:: TASK TO COMPLETE ::
Reproduce the listing below exactly, minus its pictures.

Dataset records:
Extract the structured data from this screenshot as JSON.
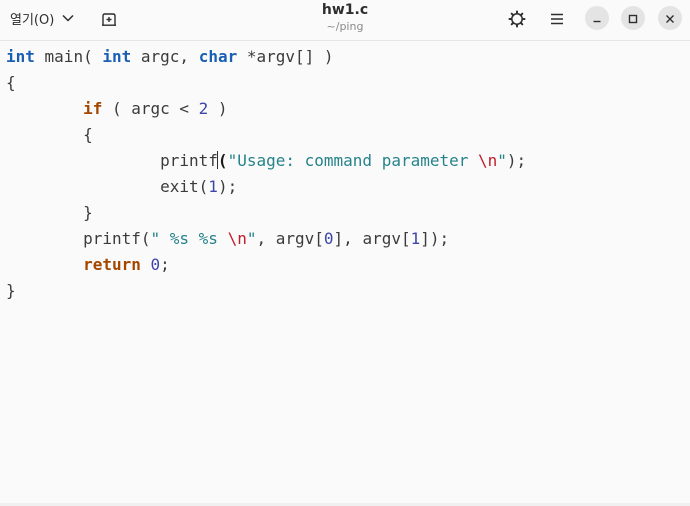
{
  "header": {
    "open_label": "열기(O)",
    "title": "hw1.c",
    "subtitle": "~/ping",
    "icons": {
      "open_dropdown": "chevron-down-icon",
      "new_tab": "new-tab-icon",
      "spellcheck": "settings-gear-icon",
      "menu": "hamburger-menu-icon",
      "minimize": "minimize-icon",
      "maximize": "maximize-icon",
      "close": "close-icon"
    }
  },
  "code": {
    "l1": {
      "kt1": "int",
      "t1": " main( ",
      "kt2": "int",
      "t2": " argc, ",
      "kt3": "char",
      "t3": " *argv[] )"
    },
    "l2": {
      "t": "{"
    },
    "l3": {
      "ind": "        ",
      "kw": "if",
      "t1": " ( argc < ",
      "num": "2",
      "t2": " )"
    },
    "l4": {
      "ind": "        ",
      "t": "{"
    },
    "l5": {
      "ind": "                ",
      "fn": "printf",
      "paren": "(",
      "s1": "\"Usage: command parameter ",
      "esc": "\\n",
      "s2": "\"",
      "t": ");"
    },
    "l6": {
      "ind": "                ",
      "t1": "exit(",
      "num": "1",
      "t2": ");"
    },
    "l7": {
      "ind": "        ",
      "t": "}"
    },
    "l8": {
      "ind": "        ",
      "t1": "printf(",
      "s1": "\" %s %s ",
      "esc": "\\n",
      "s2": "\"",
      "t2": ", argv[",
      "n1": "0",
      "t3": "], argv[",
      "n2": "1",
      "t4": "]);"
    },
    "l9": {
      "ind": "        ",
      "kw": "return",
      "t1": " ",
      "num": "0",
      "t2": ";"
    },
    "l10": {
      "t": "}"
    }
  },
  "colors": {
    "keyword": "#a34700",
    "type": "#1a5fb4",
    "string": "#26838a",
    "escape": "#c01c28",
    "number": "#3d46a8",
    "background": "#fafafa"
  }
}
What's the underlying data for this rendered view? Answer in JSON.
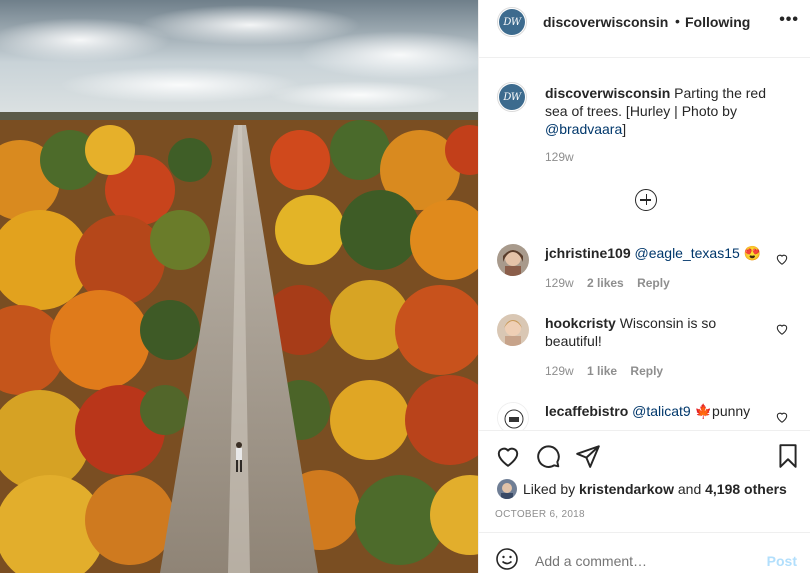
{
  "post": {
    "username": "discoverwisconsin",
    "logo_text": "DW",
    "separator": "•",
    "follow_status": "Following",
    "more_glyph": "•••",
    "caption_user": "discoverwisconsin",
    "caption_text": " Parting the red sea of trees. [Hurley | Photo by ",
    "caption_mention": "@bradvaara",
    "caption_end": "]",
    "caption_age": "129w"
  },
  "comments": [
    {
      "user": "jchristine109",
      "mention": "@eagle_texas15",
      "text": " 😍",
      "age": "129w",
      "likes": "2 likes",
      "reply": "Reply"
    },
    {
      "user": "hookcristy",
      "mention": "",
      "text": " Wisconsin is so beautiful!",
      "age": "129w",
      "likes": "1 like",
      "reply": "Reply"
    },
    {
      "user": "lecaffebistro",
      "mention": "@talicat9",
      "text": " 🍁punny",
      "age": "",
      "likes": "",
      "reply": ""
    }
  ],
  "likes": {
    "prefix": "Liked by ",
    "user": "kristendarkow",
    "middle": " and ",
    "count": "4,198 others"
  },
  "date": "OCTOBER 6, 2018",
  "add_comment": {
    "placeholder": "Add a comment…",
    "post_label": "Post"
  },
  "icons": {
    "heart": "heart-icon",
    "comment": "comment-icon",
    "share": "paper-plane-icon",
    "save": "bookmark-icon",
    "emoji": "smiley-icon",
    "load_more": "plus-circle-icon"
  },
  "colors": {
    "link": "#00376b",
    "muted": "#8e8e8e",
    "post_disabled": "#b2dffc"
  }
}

:: THE RESULT ::
Extract the structured data from this screenshot as JSON.
{
  "header": {
    "open_label": "열기(O)",
    "title": "hw1.c",
    "subtitle": "~/ping",
    "icons": {
      "open_dropdown": "chevron-down-icon",
      "new_tab": "new-tab-icon",
      "spellcheck": "settings-gear-icon",
      "menu": "hamburger-menu-icon",
      "minimize": "minimize-icon",
      "maximize": "maximize-icon",
      "close": "close-icon"
    }
  },
  "code": {
    "l1": {
      "kt1": "int",
      "t1": " main( ",
      "kt2": "int",
      "t2": " argc, ",
      "kt3": "char",
      "t3": " *argv[] )"
    },
    "l2": {
      "t": "{"
    },
    "l3": {
      "ind": "        ",
      "kw": "if",
      "t1": " ( argc < ",
      "num": "2",
      "t2": " )"
    },
    "l4": {
      "ind": "        ",
      "t": "{"
    },
    "l5": {
      "ind": "                ",
      "fn": "printf",
      "paren": "(",
      "s1": "\"Usage: command parameter ",
      "esc": "\\n",
      "s2": "\"",
      "t": ");"
    },
    "l6": {
      "ind": "                ",
      "t1": "exit(",
      "num": "1",
      "t2": ");"
    },
    "l7": {
      "ind": "        ",
      "t": "}"
    },
    "l8": {
      "ind": "        ",
      "t1": "printf(",
      "s1": "\" %s %s ",
      "esc": "\\n",
      "s2": "\"",
      "t2": ", argv[",
      "n1": "0",
      "t3": "], argv[",
      "n2": "1",
      "t4": "]);"
    },
    "l9": {
      "ind": "        ",
      "kw": "return",
      "t1": " ",
      "num": "0",
      "t2": ";"
    },
    "l10": {
      "t": "}"
    }
  },
  "colors": {
    "keyword": "#a34700",
    "type": "#1a5fb4",
    "string": "#26838a",
    "escape": "#c01c28",
    "number": "#3d46a8",
    "background": "#fafafa"
  }
}
What's the underlying data for this rendered view? Answer in JSON.
{
  "post": {
    "username": "discoverwisconsin",
    "logo_text": "DW",
    "separator": "•",
    "follow_status": "Following",
    "more_glyph": "•••",
    "caption_user": "discoverwisconsin",
    "caption_text": " Parting the red sea of trees. [Hurley | Photo by ",
    "caption_mention": "@bradvaara",
    "caption_end": "]",
    "caption_age": "129w"
  },
  "comments": [
    {
      "user": "jchristine109",
      "mention": "@eagle_texas15",
      "text": " 😍",
      "age": "129w",
      "likes": "2 likes",
      "reply": "Reply"
    },
    {
      "user": "hookcristy",
      "mention": "",
      "text": " Wisconsin is so beautiful!",
      "age": "129w",
      "likes": "1 like",
      "reply": "Reply"
    },
    {
      "user": "lecaffebistro",
      "mention": "@talicat9",
      "text": " 🍁punny",
      "age": "",
      "likes": "",
      "reply": ""
    }
  ],
  "likes": {
    "prefix": "Liked by ",
    "user": "kristendarkow",
    "middle": " and ",
    "count": "4,198 others"
  },
  "date": "OCTOBER 6, 2018",
  "add_comment": {
    "placeholder": "Add a comment…",
    "post_label": "Post"
  },
  "icons": {
    "heart": "heart-icon",
    "comment": "comment-icon",
    "share": "paper-plane-icon",
    "save": "bookmark-icon",
    "emoji": "smiley-icon",
    "load_more": "plus-circle-icon"
  },
  "colors": {
    "link": "#00376b",
    "muted": "#8e8e8e",
    "post_disabled": "#b2dffc"
  }
}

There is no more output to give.